## Material for this task:
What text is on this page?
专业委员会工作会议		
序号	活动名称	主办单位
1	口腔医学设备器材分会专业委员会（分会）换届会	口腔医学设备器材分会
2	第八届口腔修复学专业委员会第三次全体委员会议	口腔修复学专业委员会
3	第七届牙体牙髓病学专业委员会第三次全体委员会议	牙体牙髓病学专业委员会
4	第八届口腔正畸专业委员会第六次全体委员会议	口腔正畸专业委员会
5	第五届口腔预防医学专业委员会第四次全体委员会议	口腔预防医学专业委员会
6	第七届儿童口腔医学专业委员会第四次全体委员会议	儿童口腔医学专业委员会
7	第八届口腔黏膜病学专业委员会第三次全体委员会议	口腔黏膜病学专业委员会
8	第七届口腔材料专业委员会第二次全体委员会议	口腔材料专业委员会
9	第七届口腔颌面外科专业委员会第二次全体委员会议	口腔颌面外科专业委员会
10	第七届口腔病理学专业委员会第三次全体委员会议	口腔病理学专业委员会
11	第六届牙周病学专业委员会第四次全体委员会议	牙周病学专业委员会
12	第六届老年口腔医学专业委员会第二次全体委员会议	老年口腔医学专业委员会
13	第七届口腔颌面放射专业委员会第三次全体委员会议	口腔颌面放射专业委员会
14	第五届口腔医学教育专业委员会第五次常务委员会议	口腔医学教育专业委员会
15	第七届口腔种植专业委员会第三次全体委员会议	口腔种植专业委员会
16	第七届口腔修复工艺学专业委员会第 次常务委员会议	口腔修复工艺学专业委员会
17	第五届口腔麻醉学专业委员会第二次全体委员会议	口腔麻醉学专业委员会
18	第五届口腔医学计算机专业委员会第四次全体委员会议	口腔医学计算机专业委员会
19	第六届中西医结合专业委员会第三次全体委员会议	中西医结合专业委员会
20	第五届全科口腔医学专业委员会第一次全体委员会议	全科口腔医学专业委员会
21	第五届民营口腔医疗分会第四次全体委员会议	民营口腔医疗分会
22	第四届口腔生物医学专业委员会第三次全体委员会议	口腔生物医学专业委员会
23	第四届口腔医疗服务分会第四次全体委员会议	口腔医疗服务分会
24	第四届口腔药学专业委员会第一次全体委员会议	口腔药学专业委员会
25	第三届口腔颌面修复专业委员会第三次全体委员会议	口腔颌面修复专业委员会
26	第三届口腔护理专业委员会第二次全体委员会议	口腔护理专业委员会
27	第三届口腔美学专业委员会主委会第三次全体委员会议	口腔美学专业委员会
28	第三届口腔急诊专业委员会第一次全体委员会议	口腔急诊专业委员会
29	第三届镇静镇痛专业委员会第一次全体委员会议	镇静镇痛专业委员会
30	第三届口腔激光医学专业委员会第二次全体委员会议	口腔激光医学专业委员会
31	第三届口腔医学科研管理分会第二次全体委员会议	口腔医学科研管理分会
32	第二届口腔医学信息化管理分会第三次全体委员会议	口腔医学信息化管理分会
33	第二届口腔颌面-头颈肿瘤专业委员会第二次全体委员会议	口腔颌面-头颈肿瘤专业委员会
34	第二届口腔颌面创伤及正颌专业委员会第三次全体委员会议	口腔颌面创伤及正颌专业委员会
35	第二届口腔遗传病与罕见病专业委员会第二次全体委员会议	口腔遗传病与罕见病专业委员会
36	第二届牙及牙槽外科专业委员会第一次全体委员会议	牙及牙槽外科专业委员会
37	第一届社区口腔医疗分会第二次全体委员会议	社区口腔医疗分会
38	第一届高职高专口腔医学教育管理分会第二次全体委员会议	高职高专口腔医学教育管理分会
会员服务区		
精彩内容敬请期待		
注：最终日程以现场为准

## Task prompt:
Each entry above is to be printed again exactly.

## Full response:
What text is on this page?
专业委员会工作会议		
序号	活动名称	主办单位
1	口腔医学设备器材分会专业委员会（分会）换届会	口腔医学设备器材分会
2	第八届口腔修复学专业委员会第三次全体委员会议	口腔修复学专业委员会
3	第七届牙体牙髓病学专业委员会第三次全体委员会议	牙体牙髓病学专业委员会
4	第八届口腔正畸专业委员会第六次全体委员会议	口腔正畸专业委员会
5	第五届口腔预防医学专业委员会第四次全体委员会议	口腔预防医学专业委员会
6	第七届儿童口腔医学专业委员会第四次全体委员会议	儿童口腔医学专业委员会
7	第八届口腔黏膜病学专业委员会第三次全体委员会议	口腔黏膜病学专业委员会
8	第七届口腔材料专业委员会第二次全体委员会议	口腔材料专业委员会
9	第七届口腔颌面外科专业委员会第二次全体委员会议	口腔颌面外科专业委员会
10	第七届口腔病理学专业委员会第三次全体委员会议	口腔病理学专业委员会
11	第六届牙周病学专业委员会第四次全体委员会议	牙周病学专业委员会
12	第六届老年口腔医学专业委员会第二次全体委员会议	老年口腔医学专业委员会
13	第七届口腔颌面放射专业委员会第三次全体委员会议	口腔颌面放射专业委员会
14	第五届口腔医学教育专业委员会第五次常务委员会议	口腔医学教育专业委员会
15	第七届口腔种植专业委员会第三次全体委员会议	口腔种植专业委员会
16	第七届口腔修复工艺学专业委员会第 次常务委员会议	口腔修复工艺学专业委员会
17	第五届口腔麻醉学专业委员会第二次全体委员会议	口腔麻醉学专业委员会
18	第五届口腔医学计算机专业委员会第四次全体委员会议	口腔医学计算机专业委员会
19	第六届中西医结合专业委员会第三次全体委员会议	中西医结合专业委员会
20	第五届全科口腔医学专业委员会第一次全体委员会议	全科口腔医学专业委员会
21	第五届民营口腔医疗分会第四次全体委员会议	民营口腔医疗分会
22	第四届口腔生物医学专业委员会第三次全体委员会议	口腔生物医学专业委员会
23	第四届口腔医疗服务分会第四次全体委员会议	口腔医疗服务分会
24	第四届口腔药学专业委员会第一次全体委员会议	口腔药学专业委员会
25	第三届口腔颌面修复专业委员会第三次全体委员会议	口腔颌面修复专业委员会
26	第三届口腔护理专业委员会第二次全体委员会议	口腔护理专业委员会
27	第三届口腔美学专业委员会主委会第三次全体委员会议	口腔美学专业委员会
28	第三届口腔急诊专业委员会第一次全体委员会议	口腔急诊专业委员会
29	第三届镇静镇痛专业委员会第一次全体委员会议	镇静镇痛专业委员会
30	第三届口腔激光医学专业委员会第二次全体委员会议	口腔激光医学专业委员会
31	第三届口腔医学科研管理分会第二次全体委员会议	口腔医学科研管理分会
32	第二届口腔医学信息化管理分会第三次全体委员会议	口腔医学信息化管理分会
33	第二届口腔颌面-头颈肿瘤专业委员会第二次全体委员会议	口腔颌面-头颈肿瘤专业委员会
34	第二届口腔颌面创伤及正颌专业委员会第三次全体委员会议	口腔颌面创伤及正颌专业委员会
35	第二届口腔遗传病与罕见病专业委员会第二次全体委员会议	口腔遗传病与罕见病专业委员会
36	第二届牙及牙槽外科专业委员会第一次全体委员会议	牙及牙槽外科专业委员会
37	第一届社区口腔医疗分会第二次全体委员会议	社区口腔医疗分会
38	第一届高职高专口腔医学教育管理分会第二次全体委员会议	高职高专口腔医学教育管理分会
会员服务区		
精彩内容敬请期待		
注：最终日程以现场为准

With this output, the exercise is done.